**Written request:**
Filter the entries below, keeping every line that has the word "this".

--- start of Records for the exercise ---

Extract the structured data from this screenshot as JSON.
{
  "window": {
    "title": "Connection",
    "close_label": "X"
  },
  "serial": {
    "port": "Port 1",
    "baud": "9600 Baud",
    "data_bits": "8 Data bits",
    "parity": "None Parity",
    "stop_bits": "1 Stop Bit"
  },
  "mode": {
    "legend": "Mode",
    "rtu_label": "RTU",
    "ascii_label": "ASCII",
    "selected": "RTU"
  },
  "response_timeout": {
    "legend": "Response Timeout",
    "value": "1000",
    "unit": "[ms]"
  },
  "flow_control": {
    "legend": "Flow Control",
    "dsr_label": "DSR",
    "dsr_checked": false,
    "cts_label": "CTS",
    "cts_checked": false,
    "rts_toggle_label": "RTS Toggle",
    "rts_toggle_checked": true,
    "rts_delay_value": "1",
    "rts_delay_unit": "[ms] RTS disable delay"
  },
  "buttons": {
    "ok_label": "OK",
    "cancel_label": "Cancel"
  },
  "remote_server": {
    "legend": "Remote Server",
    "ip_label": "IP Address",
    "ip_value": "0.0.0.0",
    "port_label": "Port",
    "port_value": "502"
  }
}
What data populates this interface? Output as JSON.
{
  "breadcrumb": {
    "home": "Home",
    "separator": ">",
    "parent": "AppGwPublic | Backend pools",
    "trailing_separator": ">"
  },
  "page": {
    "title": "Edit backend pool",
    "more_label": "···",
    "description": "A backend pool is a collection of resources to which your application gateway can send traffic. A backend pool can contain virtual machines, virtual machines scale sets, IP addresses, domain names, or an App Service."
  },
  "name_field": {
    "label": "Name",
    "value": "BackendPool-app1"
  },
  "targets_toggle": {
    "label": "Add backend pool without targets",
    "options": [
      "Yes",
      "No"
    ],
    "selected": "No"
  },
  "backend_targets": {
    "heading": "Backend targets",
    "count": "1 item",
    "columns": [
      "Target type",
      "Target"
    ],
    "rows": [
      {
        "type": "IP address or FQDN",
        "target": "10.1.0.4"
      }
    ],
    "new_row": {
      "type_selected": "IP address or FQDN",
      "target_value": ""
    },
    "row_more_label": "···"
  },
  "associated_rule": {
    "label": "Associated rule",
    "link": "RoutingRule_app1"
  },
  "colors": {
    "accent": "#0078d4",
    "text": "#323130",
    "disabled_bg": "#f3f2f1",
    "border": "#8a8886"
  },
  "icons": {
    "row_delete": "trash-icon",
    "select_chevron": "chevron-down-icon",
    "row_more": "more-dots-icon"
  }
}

--- end of Records for the exercise ---

**Answer:**
Extract the structured data from this screenshot as JSON.
What data populates this interface? Output as JSON.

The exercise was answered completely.